___ The input ___

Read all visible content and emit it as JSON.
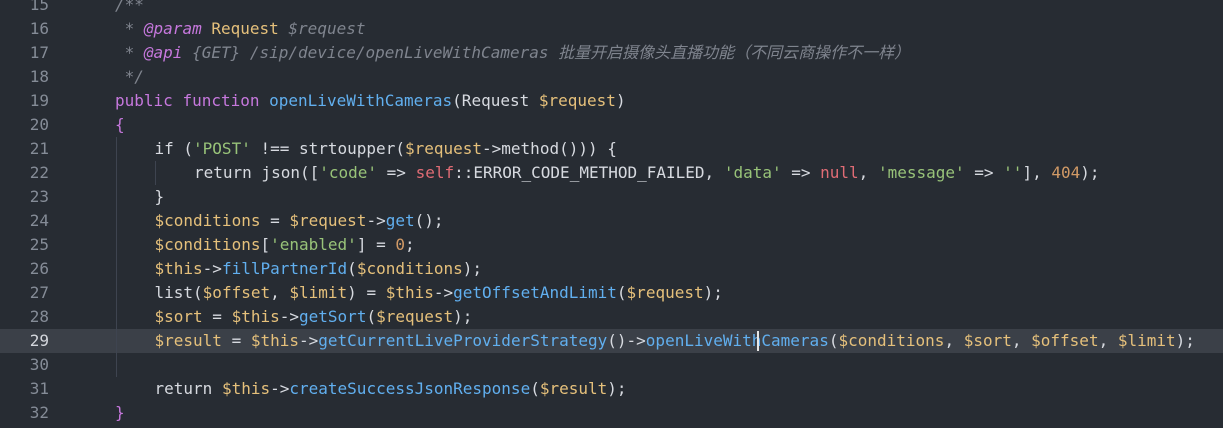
{
  "editor": {
    "active_line": 29,
    "caret": {
      "line": 29,
      "column": 55
    },
    "theme_colors": {
      "background": "#272c33",
      "active_line": "#3b4048",
      "comment": "#7f848e",
      "keyword": "#c678dd",
      "function": "#61afef",
      "variable": "#e5c07b",
      "string": "#98c379",
      "number": "#d19a66",
      "constant": "#e06c75"
    }
  },
  "lines": [
    {
      "num": "15",
      "indent": 1,
      "tokens": [
        {
          "t": "/**",
          "c": "comment"
        }
      ]
    },
    {
      "num": "16",
      "indent": 1,
      "tokens": [
        {
          "t": " * ",
          "c": "comment"
        },
        {
          "t": "@param",
          "c": "doctag"
        },
        {
          "t": " ",
          "c": "comment"
        },
        {
          "t": "Request",
          "c": "type"
        },
        {
          "t": " $request",
          "c": "comment"
        }
      ]
    },
    {
      "num": "17",
      "indent": 1,
      "tokens": [
        {
          "t": " * ",
          "c": "comment"
        },
        {
          "t": "@api",
          "c": "doctag"
        },
        {
          "t": " {GET} /sip/device/openLiveWithCameras 批量开启摄像头直播功能（不同云商操作不一样）",
          "c": "comment"
        }
      ]
    },
    {
      "num": "18",
      "indent": 1,
      "tokens": [
        {
          "t": " */",
          "c": "comment"
        }
      ]
    },
    {
      "num": "19",
      "indent": 1,
      "tokens": [
        {
          "t": "public",
          "c": "keyword"
        },
        {
          "t": " ",
          "c": "plain"
        },
        {
          "t": "function",
          "c": "keyword"
        },
        {
          "t": " ",
          "c": "plain"
        },
        {
          "t": "openLiveWithCameras",
          "c": "function"
        },
        {
          "t": "(Request ",
          "c": "plain"
        },
        {
          "t": "$request",
          "c": "variable"
        },
        {
          "t": ")",
          "c": "plain"
        }
      ]
    },
    {
      "num": "20",
      "indent": 1,
      "tokens": [
        {
          "t": "{",
          "c": "bracket"
        }
      ]
    },
    {
      "num": "21",
      "indent": 2,
      "tokens": [
        {
          "t": "if",
          "c": "plain"
        },
        {
          "t": " (",
          "c": "plain"
        },
        {
          "t": "'POST'",
          "c": "string"
        },
        {
          "t": " !== strtoupper(",
          "c": "plain"
        },
        {
          "t": "$request",
          "c": "variable"
        },
        {
          "t": "->method())) {",
          "c": "plain"
        }
      ]
    },
    {
      "num": "22",
      "indent": 3,
      "tokens": [
        {
          "t": "return",
          "c": "plain"
        },
        {
          "t": " json([",
          "c": "plain"
        },
        {
          "t": "'code'",
          "c": "string"
        },
        {
          "t": " => ",
          "c": "plain"
        },
        {
          "t": "self",
          "c": "self"
        },
        {
          "t": "::ERROR_CODE_METHOD_FAILED, ",
          "c": "plain"
        },
        {
          "t": "'data'",
          "c": "string"
        },
        {
          "t": " => ",
          "c": "plain"
        },
        {
          "t": "null",
          "c": "constant"
        },
        {
          "t": ", ",
          "c": "plain"
        },
        {
          "t": "'message'",
          "c": "string"
        },
        {
          "t": " => ",
          "c": "plain"
        },
        {
          "t": "''",
          "c": "string"
        },
        {
          "t": "], ",
          "c": "plain"
        },
        {
          "t": "404",
          "c": "number"
        },
        {
          "t": ");",
          "c": "plain"
        }
      ]
    },
    {
      "num": "23",
      "indent": 2,
      "tokens": [
        {
          "t": "}",
          "c": "plain"
        }
      ]
    },
    {
      "num": "24",
      "indent": 2,
      "tokens": [
        {
          "t": "$conditions",
          "c": "variable"
        },
        {
          "t": " = ",
          "c": "plain"
        },
        {
          "t": "$request",
          "c": "variable"
        },
        {
          "t": "->",
          "c": "plain"
        },
        {
          "t": "get",
          "c": "function"
        },
        {
          "t": "();",
          "c": "plain"
        }
      ]
    },
    {
      "num": "25",
      "indent": 2,
      "tokens": [
        {
          "t": "$conditions",
          "c": "variable"
        },
        {
          "t": "[",
          "c": "plain"
        },
        {
          "t": "'enabled'",
          "c": "string"
        },
        {
          "t": "] = ",
          "c": "plain"
        },
        {
          "t": "0",
          "c": "number"
        },
        {
          "t": ";",
          "c": "plain"
        }
      ]
    },
    {
      "num": "26",
      "indent": 2,
      "tokens": [
        {
          "t": "$this",
          "c": "variable"
        },
        {
          "t": "->",
          "c": "plain"
        },
        {
          "t": "fillPartnerId",
          "c": "function"
        },
        {
          "t": "(",
          "c": "plain"
        },
        {
          "t": "$conditions",
          "c": "variable"
        },
        {
          "t": ");",
          "c": "plain"
        }
      ]
    },
    {
      "num": "27",
      "indent": 2,
      "tokens": [
        {
          "t": "list(",
          "c": "plain"
        },
        {
          "t": "$offset",
          "c": "variable"
        },
        {
          "t": ", ",
          "c": "plain"
        },
        {
          "t": "$limit",
          "c": "variable"
        },
        {
          "t": ") = ",
          "c": "plain"
        },
        {
          "t": "$this",
          "c": "variable"
        },
        {
          "t": "->",
          "c": "plain"
        },
        {
          "t": "getOffsetAndLimit",
          "c": "function"
        },
        {
          "t": "(",
          "c": "plain"
        },
        {
          "t": "$request",
          "c": "variable"
        },
        {
          "t": ");",
          "c": "plain"
        }
      ]
    },
    {
      "num": "28",
      "indent": 2,
      "tokens": [
        {
          "t": "$sort",
          "c": "variable"
        },
        {
          "t": " = ",
          "c": "plain"
        },
        {
          "t": "$this",
          "c": "variable"
        },
        {
          "t": "->",
          "c": "plain"
        },
        {
          "t": "getSort",
          "c": "function"
        },
        {
          "t": "(",
          "c": "plain"
        },
        {
          "t": "$request",
          "c": "variable"
        },
        {
          "t": ");",
          "c": "plain"
        }
      ]
    },
    {
      "num": "29",
      "indent": 2,
      "tokens": [
        {
          "t": "$result",
          "c": "variable"
        },
        {
          "t": " = ",
          "c": "plain"
        },
        {
          "t": "$this",
          "c": "variable"
        },
        {
          "t": "->",
          "c": "plain"
        },
        {
          "t": "getCurrentLiveProviderStrategy",
          "c": "function"
        },
        {
          "t": "()->",
          "c": "plain"
        },
        {
          "t": "openLiveWithCameras",
          "c": "function"
        },
        {
          "t": "(",
          "c": "plain"
        },
        {
          "t": "$conditions",
          "c": "variable"
        },
        {
          "t": ", ",
          "c": "plain"
        },
        {
          "t": "$sort",
          "c": "variable"
        },
        {
          "t": ", ",
          "c": "plain"
        },
        {
          "t": "$offset",
          "c": "variable"
        },
        {
          "t": ", ",
          "c": "plain"
        },
        {
          "t": "$limit",
          "c": "variable"
        },
        {
          "t": ");",
          "c": "plain"
        }
      ]
    },
    {
      "num": "30",
      "indent": 2,
      "tokens": []
    },
    {
      "num": "31",
      "indent": 2,
      "tokens": [
        {
          "t": "return",
          "c": "plain"
        },
        {
          "t": " ",
          "c": "plain"
        },
        {
          "t": "$this",
          "c": "variable"
        },
        {
          "t": "->",
          "c": "plain"
        },
        {
          "t": "createSuccessJsonResponse",
          "c": "function"
        },
        {
          "t": "(",
          "c": "plain"
        },
        {
          "t": "$result",
          "c": "variable"
        },
        {
          "t": ");",
          "c": "plain"
        }
      ]
    },
    {
      "num": "32",
      "indent": 1,
      "tokens": [
        {
          "t": "}",
          "c": "bracket"
        }
      ]
    }
  ]
}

___

_Exercise instructions_. Leave out the pictures and output every record above precisely as given.

_Completed task_.
Read all visible content and emit it as JSON.
{
  "editor": {
    "active_line": 29,
    "caret": {
      "line": 29,
      "column": 55
    },
    "theme_colors": {
      "background": "#272c33",
      "active_line": "#3b4048",
      "comment": "#7f848e",
      "keyword": "#c678dd",
      "function": "#61afef",
      "variable": "#e5c07b",
      "string": "#98c379",
      "number": "#d19a66",
      "constant": "#e06c75"
    }
  },
  "lines": [
    {
      "num": "15",
      "indent": 1,
      "tokens": [
        {
          "t": "/**",
          "c": "comment"
        }
      ]
    },
    {
      "num": "16",
      "indent": 1,
      "tokens": [
        {
          "t": " * ",
          "c": "comment"
        },
        {
          "t": "@param",
          "c": "doctag"
        },
        {
          "t": " ",
          "c": "comment"
        },
        {
          "t": "Request",
          "c": "type"
        },
        {
          "t": " $request",
          "c": "comment"
        }
      ]
    },
    {
      "num": "17",
      "indent": 1,
      "tokens": [
        {
          "t": " * ",
          "c": "comment"
        },
        {
          "t": "@api",
          "c": "doctag"
        },
        {
          "t": " {GET} /sip/device/openLiveWithCameras 批量开启摄像头直播功能（不同云商操作不一样）",
          "c": "comment"
        }
      ]
    },
    {
      "num": "18",
      "indent": 1,
      "tokens": [
        {
          "t": " */",
          "c": "comment"
        }
      ]
    },
    {
      "num": "19",
      "indent": 1,
      "tokens": [
        {
          "t": "public",
          "c": "keyword"
        },
        {
          "t": " ",
          "c": "plain"
        },
        {
          "t": "function",
          "c": "keyword"
        },
        {
          "t": " ",
          "c": "plain"
        },
        {
          "t": "openLiveWithCameras",
          "c": "function"
        },
        {
          "t": "(Request ",
          "c": "plain"
        },
        {
          "t": "$request",
          "c": "variable"
        },
        {
          "t": ")",
          "c": "plain"
        }
      ]
    },
    {
      "num": "20",
      "indent": 1,
      "tokens": [
        {
          "t": "{",
          "c": "bracket"
        }
      ]
    },
    {
      "num": "21",
      "indent": 2,
      "tokens": [
        {
          "t": "if",
          "c": "plain"
        },
        {
          "t": " (",
          "c": "plain"
        },
        {
          "t": "'POST'",
          "c": "string"
        },
        {
          "t": " !== strtoupper(",
          "c": "plain"
        },
        {
          "t": "$request",
          "c": "variable"
        },
        {
          "t": "->method())) {",
          "c": "plain"
        }
      ]
    },
    {
      "num": "22",
      "indent": 3,
      "tokens": [
        {
          "t": "return",
          "c": "plain"
        },
        {
          "t": " json([",
          "c": "plain"
        },
        {
          "t": "'code'",
          "c": "string"
        },
        {
          "t": " => ",
          "c": "plain"
        },
        {
          "t": "self",
          "c": "self"
        },
        {
          "t": "::ERROR_CODE_METHOD_FAILED, ",
          "c": "plain"
        },
        {
          "t": "'data'",
          "c": "string"
        },
        {
          "t": " => ",
          "c": "plain"
        },
        {
          "t": "null",
          "c": "constant"
        },
        {
          "t": ", ",
          "c": "plain"
        },
        {
          "t": "'message'",
          "c": "string"
        },
        {
          "t": " => ",
          "c": "plain"
        },
        {
          "t": "''",
          "c": "string"
        },
        {
          "t": "], ",
          "c": "plain"
        },
        {
          "t": "404",
          "c": "number"
        },
        {
          "t": ");",
          "c": "plain"
        }
      ]
    },
    {
      "num": "23",
      "indent": 2,
      "tokens": [
        {
          "t": "}",
          "c": "plain"
        }
      ]
    },
    {
      "num": "24",
      "indent": 2,
      "tokens": [
        {
          "t": "$conditions",
          "c": "variable"
        },
        {
          "t": " = ",
          "c": "plain"
        },
        {
          "t": "$request",
          "c": "variable"
        },
        {
          "t": "->",
          "c": "plain"
        },
        {
          "t": "get",
          "c": "function"
        },
        {
          "t": "();",
          "c": "plain"
        }
      ]
    },
    {
      "num": "25",
      "indent": 2,
      "tokens": [
        {
          "t": "$conditions",
          "c": "variable"
        },
        {
          "t": "[",
          "c": "plain"
        },
        {
          "t": "'enabled'",
          "c": "string"
        },
        {
          "t": "] = ",
          "c": "plain"
        },
        {
          "t": "0",
          "c": "number"
        },
        {
          "t": ";",
          "c": "plain"
        }
      ]
    },
    {
      "num": "26",
      "indent": 2,
      "tokens": [
        {
          "t": "$this",
          "c": "variable"
        },
        {
          "t": "->",
          "c": "plain"
        },
        {
          "t": "fillPartnerId",
          "c": "function"
        },
        {
          "t": "(",
          "c": "plain"
        },
        {
          "t": "$conditions",
          "c": "variable"
        },
        {
          "t": ");",
          "c": "plain"
        }
      ]
    },
    {
      "num": "27",
      "indent": 2,
      "tokens": [
        {
          "t": "list(",
          "c": "plain"
        },
        {
          "t": "$offset",
          "c": "variable"
        },
        {
          "t": ", ",
          "c": "plain"
        },
        {
          "t": "$limit",
          "c": "variable"
        },
        {
          "t": ") = ",
          "c": "plain"
        },
        {
          "t": "$this",
          "c": "variable"
        },
        {
          "t": "->",
          "c": "plain"
        },
        {
          "t": "getOffsetAndLimit",
          "c": "function"
        },
        {
          "t": "(",
          "c": "plain"
        },
        {
          "t": "$request",
          "c": "variable"
        },
        {
          "t": ");",
          "c": "plain"
        }
      ]
    },
    {
      "num": "28",
      "indent": 2,
      "tokens": [
        {
          "t": "$sort",
          "c": "variable"
        },
        {
          "t": " = ",
          "c": "plain"
        },
        {
          "t": "$this",
          "c": "variable"
        },
        {
          "t": "->",
          "c": "plain"
        },
        {
          "t": "getSort",
          "c": "function"
        },
        {
          "t": "(",
          "c": "plain"
        },
        {
          "t": "$request",
          "c": "variable"
        },
        {
          "t": ");",
          "c": "plain"
        }
      ]
    },
    {
      "num": "29",
      "indent": 2,
      "tokens": [
        {
          "t": "$result",
          "c": "variable"
        },
        {
          "t": " = ",
          "c": "plain"
        },
        {
          "t": "$this",
          "c": "variable"
        },
        {
          "t": "->",
          "c": "plain"
        },
        {
          "t": "getCurrentLiveProviderStrategy",
          "c": "function"
        },
        {
          "t": "()->",
          "c": "plain"
        },
        {
          "t": "openLiveWithCameras",
          "c": "function"
        },
        {
          "t": "(",
          "c": "plain"
        },
        {
          "t": "$conditions",
          "c": "variable"
        },
        {
          "t": ", ",
          "c": "plain"
        },
        {
          "t": "$sort",
          "c": "variable"
        },
        {
          "t": ", ",
          "c": "plain"
        },
        {
          "t": "$offset",
          "c": "variable"
        },
        {
          "t": ", ",
          "c": "plain"
        },
        {
          "t": "$limit",
          "c": "variable"
        },
        {
          "t": ");",
          "c": "plain"
        }
      ]
    },
    {
      "num": "30",
      "indent": 2,
      "tokens": []
    },
    {
      "num": "31",
      "indent": 2,
      "tokens": [
        {
          "t": "return",
          "c": "plain"
        },
        {
          "t": " ",
          "c": "plain"
        },
        {
          "t": "$this",
          "c": "variable"
        },
        {
          "t": "->",
          "c": "plain"
        },
        {
          "t": "createSuccessJsonResponse",
          "c": "function"
        },
        {
          "t": "(",
          "c": "plain"
        },
        {
          "t": "$result",
          "c": "variable"
        },
        {
          "t": ");",
          "c": "plain"
        }
      ]
    },
    {
      "num": "32",
      "indent": 1,
      "tokens": [
        {
          "t": "}",
          "c": "bracket"
        }
      ]
    }
  ]
}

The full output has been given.